- [Selection]
* * * * * * *

And today I want to begin, as my dear brother Matthew suggested, by reading a listener email.
So I've been responding to a lot of your emails in private and those of you who've got responses, I'm getting back to as many as I can.
Thank you so much for joining the discussion and your thoughtful comments. Like I said, I've read every email that's been sent into the show. And today I want to read an email
from a listener who has chosen to remain anonymous lest she be identified by her email. So I'm going
to respect that and not give her name. But she says, I loved the episode Why Men Don't Open Up
and I wanted to say why.
Matthew, I think it's great that you asked that woman
if you could kiss her.
I had a recent experience with a man
who asked me if he could kiss me and I loved it,
especially given that there is lots of discussion
about Me Too and consent
and I felt like he was
being respectful to me by asking. This was also coming from a man who is a bit of a celebrity
and quite powerful. It was a little bit romantic to me. So I think that the woman you asked just
doesn't get it. On the same night with the same man, he opened up to me. I told him I was nervous and he confided in me that he was nervous and insecure too.
It automatically puts me at ease.
Several days later in a phone conversation, he said he noticed I was more relaxed with him and at ease.
I told him it was because he was vulnerable with me and it made me feel more comfortable and I appreciated that.
We had some nice conversations and times. Ultimately, things
didn't work out between us for lots of other reasons, but you are spot on about the vulnerability
stuff. I'm loving the podcast and so glad it's back. Well, thank you so much for that anonymous
reader. And I love that you were able to connect with the vulnerability episode.
And that was when Matt spoke about his experiences of asking a woman to kiss him on a particular date.
And she laughed and it became very awkward and kind of messed up the whole flow of the day. And I think it's really, really great that people actually did understand the difficulty that men face in that
moment at times when the social cues aren't clear and they want to put themselves on the line and
say what they want but they want to do it in a respectful way and I think the more we can put
ourselves in each other's shoes and understand men and women's fears and anxieties the more we're
going to bridge the gap between men and women and have better, healthier relationships.

* * * * * * *

- [Problem set]
1 - Say whether each statement agrees with the transcript, answering yes or no and quoting the words that decide it: (a) The listener allowed her name to be shared on the show. (b) The man in her story admitted that he felt nervous as well. (c) Things worked out between the listener and that man.
2 - In the transcript, which episode does the listener say she loved?
The listing has nothing to do with the transcript.

- [Stored rows]

* * * * * * *

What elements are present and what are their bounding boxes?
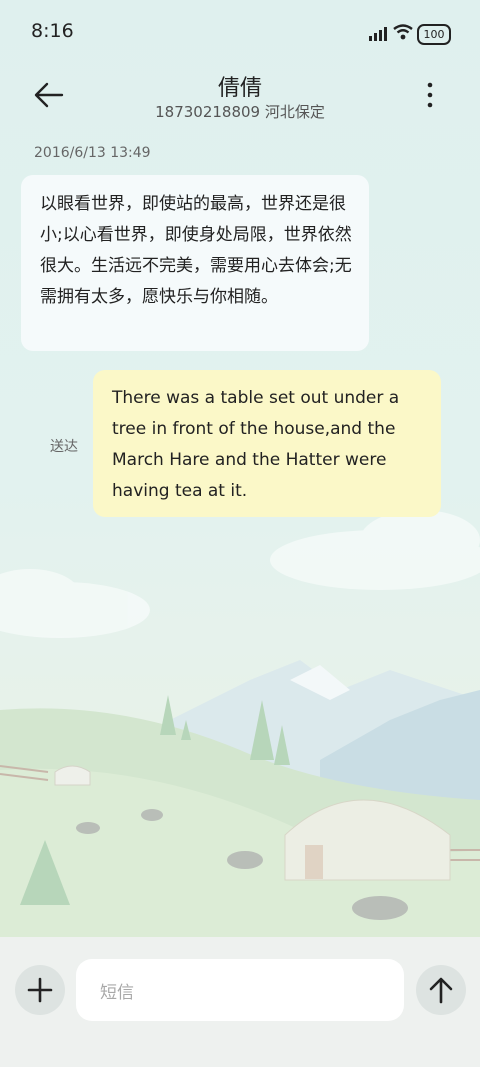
contact-number-location: 18730218809 河北保定 (155, 103, 325, 121)
send-arrow-icon (429, 977, 453, 1004)
send-button[interactable] (416, 965, 466, 1015)
outgoing-message-bubble[interactable]: There was a table set out under a tree i… (93, 370, 441, 517)
contact-name: 倩倩 (217, 76, 262, 101)
message-input[interactable]: 短信 (76, 959, 404, 1021)
message-input-placeholder: 短信 (100, 983, 134, 1003)
outgoing-message-text: There was a table set out under a tree i… (112, 388, 400, 501)
conversation-header: 倩倩 18730218809 河北保定 (0, 64, 480, 134)
add-attachment-button[interactable] (15, 965, 65, 1015)
wifi-icon (393, 24, 413, 40)
plus-icon (27, 977, 53, 1003)
composer-bar: 短信 (0, 937, 480, 1067)
incoming-message-bubble[interactable]: 以眼看世界，即使站的最高，世界还是很小;以心看世界，即使身处局限，世界依然很大。… (21, 175, 369, 351)
incoming-message-text: 以眼看世界，即使站的最高，世界还是很小;以心看世界，即使身处局限，世界依然很大。… (40, 194, 352, 307)
battery-icon: 100 (417, 24, 451, 45)
status-time: 8:16 (31, 20, 74, 42)
signal-icon (369, 27, 387, 41)
message-timestamp: 2016/6/13 13:49 (34, 145, 151, 161)
more-vertical-icon[interactable] (418, 78, 442, 112)
status-bar: 8:16 100 (0, 0, 480, 64)
delivery-status: 送达 (50, 439, 78, 455)
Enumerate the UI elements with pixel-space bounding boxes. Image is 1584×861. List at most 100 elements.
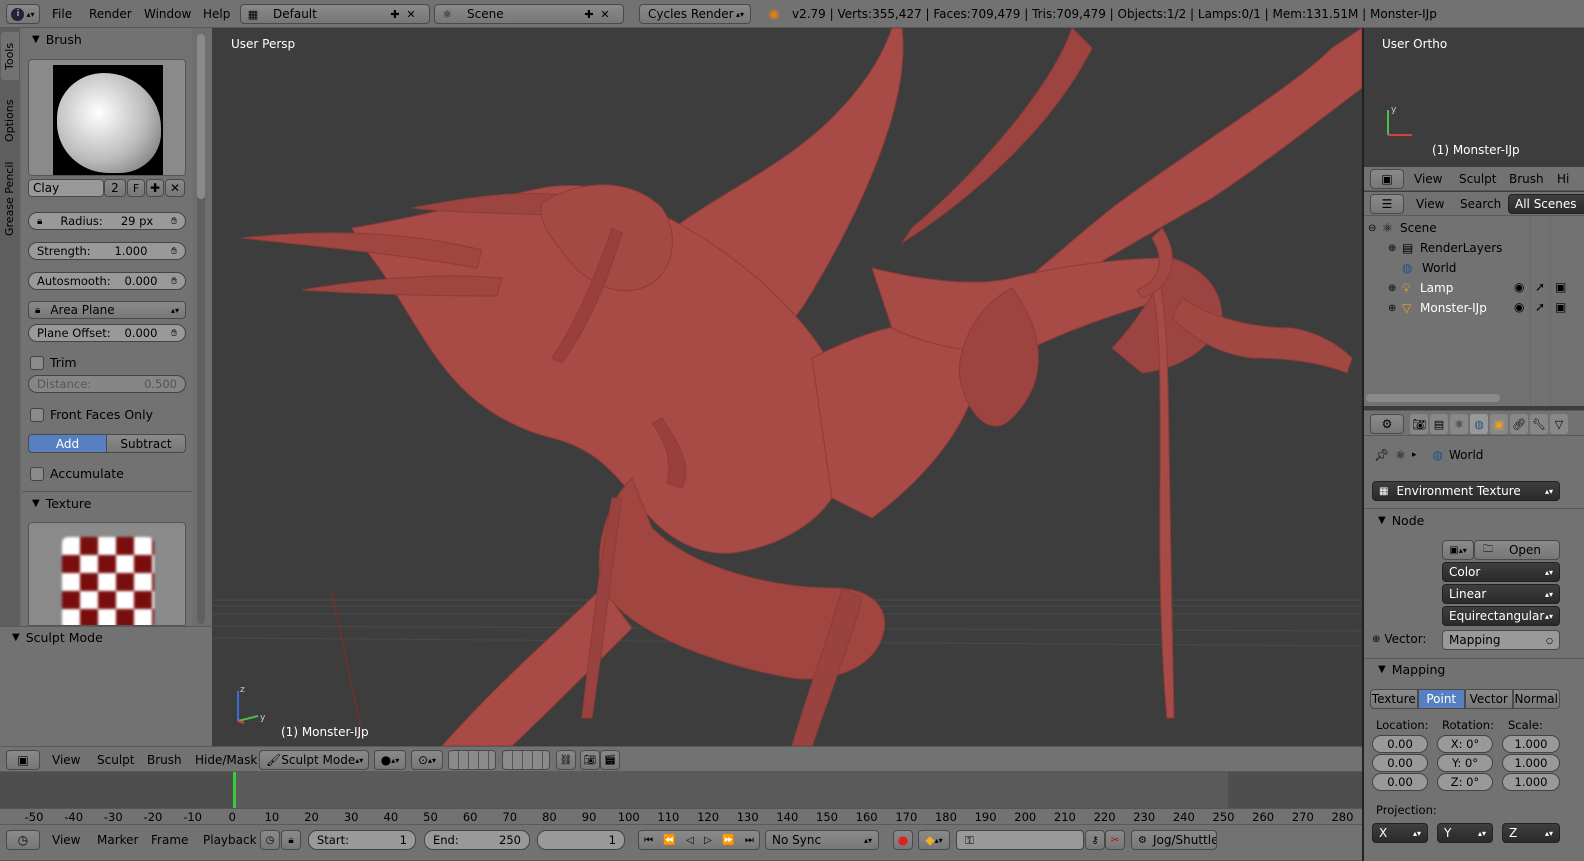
projection-mode-select[interactable]: Equirectangular ▴▾ [1442,606,1560,626]
mini-menu-sculpt[interactable]: Sculpt [1459,172,1496,186]
menu-hide-mask[interactable]: Hide/Mask [195,753,257,767]
scale-x-field[interactable]: 1.000 [1502,735,1560,753]
texture-preview[interactable] [28,522,186,626]
mapping-tab-vector[interactable]: Vector [1465,689,1513,709]
pressure-icon[interactable]: ✋︎ [171,246,177,257]
render-camera-icon[interactable]: ▣ [1555,280,1566,294]
next-keyframe-icon[interactable]: ⏩ [722,835,734,846]
end-frame-field[interactable]: End: 250 [424,830,530,850]
outliner-menu-view[interactable]: View [1416,197,1444,211]
shading-select[interactable]: ● ▴▾ [374,750,406,770]
mini-menu-hide[interactable]: Hi [1557,172,1569,186]
image-browse-button[interactable]: ▣ ▴▾ [1442,540,1474,560]
rotation-z-field[interactable]: Z: 0° [1437,773,1493,791]
node-panel-header[interactable]: ▼ Node [1378,513,1424,528]
select-cursor-icon[interactable]: ➚ [1535,300,1545,314]
delete-keyframe-button[interactable]: ✂ [1105,830,1125,850]
object-tab-icon[interactable]: ▣ [1490,414,1508,434]
pivot-select[interactable]: ⊙ ▴▾ [411,750,443,770]
visibility-eye-icon[interactable]: ◉ [1514,280,1524,294]
location-x-field[interactable]: 0.00 [1372,735,1428,753]
layers-group-2[interactable] [502,750,550,770]
interpolation-select[interactable]: Linear ▴▾ [1442,584,1560,604]
expand-icon[interactable]: ⊕ [1388,303,1402,314]
mini-menu-brush[interactable]: Brush [1509,172,1544,186]
jump-start-icon[interactable]: ⏮ [644,835,653,846]
menu-view[interactable]: View [52,753,80,767]
area-plane-select[interactable]: 🔒︎ Area Plane ▴▾ [28,301,186,319]
render-tab-icon[interactable]: 📷︎ [1410,414,1428,434]
accumulate-check[interactable] [30,466,44,481]
render-camera-icon[interactable]: ▣ [1555,300,1566,314]
projection-z-select[interactable]: Z ▴▾ [1502,823,1560,843]
trim-checkbox[interactable]: Trim [30,355,77,370]
select-cursor-icon[interactable]: ➚ [1535,280,1545,294]
pin-icon[interactable]: 📌︎ [1374,448,1389,462]
environment-texture-select[interactable]: ▦ Environment Texture ▴▾ [1372,481,1560,501]
front-faces-checkbox[interactable]: Front Faces Only [30,407,153,422]
lock-camera-button[interactable]: ⛓︎ [556,750,576,770]
expand-icon[interactable]: ⊖ [1368,223,1382,234]
rotation-y-field[interactable]: Y: 0° [1437,754,1493,772]
accumulate-checkbox[interactable]: Accumulate [30,466,124,481]
expand-icon[interactable]: ⊕ [1388,283,1402,294]
pressure-icon[interactable]: ✋︎ [171,328,177,339]
rotation-x-field[interactable]: X: 0° [1437,735,1493,753]
world-tab-icon[interactable]: ◍ [1470,414,1488,434]
location-y-field[interactable]: 0.00 [1372,754,1428,772]
outliner-row-monster[interactable]: ⊕ ▽ Monster-IJp [1388,298,1487,318]
mapping-panel-header[interactable]: ▼ Mapping [1378,662,1445,677]
editor-type-3dview-button[interactable]: ▣ [6,750,40,770]
brush-preview[interactable] [28,59,186,176]
mini-menu-view[interactable]: View [1414,172,1442,186]
menu-help[interactable]: Help [203,7,230,21]
outliner-row-world[interactable]: ◍ World [1402,258,1456,278]
current-frame-marker[interactable] [233,772,236,808]
front-faces-check[interactable] [30,407,44,422]
render-animation-button[interactable]: 🎬︎ [600,750,620,770]
add-button[interactable]: Add [28,434,107,453]
pressure-icon[interactable]: ✋︎ [171,216,177,227]
remove-layout-icon[interactable]: ✕ [403,6,419,22]
tab-options[interactable]: Options [1,84,19,146]
visibility-eye-icon[interactable]: ◉ [1514,300,1524,314]
active-keying-set-field[interactable]: ⚿ [956,830,1084,850]
add-layout-icon[interactable]: ✚ [387,6,403,22]
outliner-row-renderlayers[interactable]: ⊕ ▤ RenderLayers [1388,238,1502,258]
timeline[interactable]: -50 -40 -30 -20 -10 0 10 20 30 40 50 60 70 80 90 100 110… [0,772,1362,824]
menu-marker[interactable]: Marker [97,833,138,847]
outliner-row-scene[interactable]: ⊖ ⚛ Scene [1368,218,1437,238]
layers-tab-icon[interactable]: ▤ [1430,414,1448,434]
3d-viewport[interactable]: User Persp (1) Monster-IJp z y [212,28,1362,746]
unlink-brush-button[interactable]: ✕ [165,179,185,197]
insert-keyframe-button[interactable]: ⚷ [1085,830,1105,850]
outliner-menu-search[interactable]: Search [1460,197,1501,211]
menu-render[interactable]: Render [89,7,132,21]
scale-y-field[interactable]: 1.000 [1502,754,1560,772]
current-frame-field[interactable]: 1 [537,830,625,850]
open-image-button[interactable]: 🗀 Open [1474,540,1560,560]
brush-panel-header[interactable]: ▼ Brush [32,32,82,47]
data-tab-icon[interactable]: ▽ [1550,414,1568,434]
add-scene-icon[interactable]: ✚ [581,6,597,22]
preview-range-button[interactable]: ◷ [260,830,280,850]
tool-shelf-scrollbar[interactable] [197,34,205,624]
menu-sculpt[interactable]: Sculpt [97,753,134,767]
prev-keyframe-icon[interactable]: ⏪ [663,835,675,846]
layout-selector[interactable]: ▦ Default ✚ ✕ [240,4,430,24]
editor-type-properties-button[interactable]: ⚙ [1370,414,1404,434]
editor-type-timeline-button[interactable]: ◷ [6,830,40,850]
remove-scene-icon[interactable]: ✕ [597,6,613,22]
scale-z-field[interactable]: 1.000 [1502,773,1560,791]
mapping-tab-point[interactable]: Point [1417,689,1465,709]
menu-window[interactable]: Window [144,7,191,21]
expand-icon[interactable]: ⊕ [1388,243,1402,254]
tab-grease-pencil[interactable]: Grease Pencil [1,150,19,240]
jog-shuttle-button[interactable]: ⚙ Jog/Shuttle [1131,830,1217,850]
play-reverse-icon[interactable]: ◁ [686,835,694,846]
brush-name-field[interactable]: Clay [28,179,104,197]
menu-brush[interactable]: Brush [147,753,182,767]
color-space-select[interactable]: Color ▴▾ [1442,562,1560,582]
render-engine-select[interactable]: Cycles Render ▴▾ [639,4,751,24]
editor-type-mini-button[interactable]: ▣ [1370,169,1404,189]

* * * * * * *

- [Results for the exercise]
1 -
(a) No: "has chosen to remain anonymous lest she be identified by her email"
(b) Yes: "he confided in me that he was nervous and insecure too"
(c) No: "didn't work out between us for lots of other reasons"

2 - Why Men Don't Open Up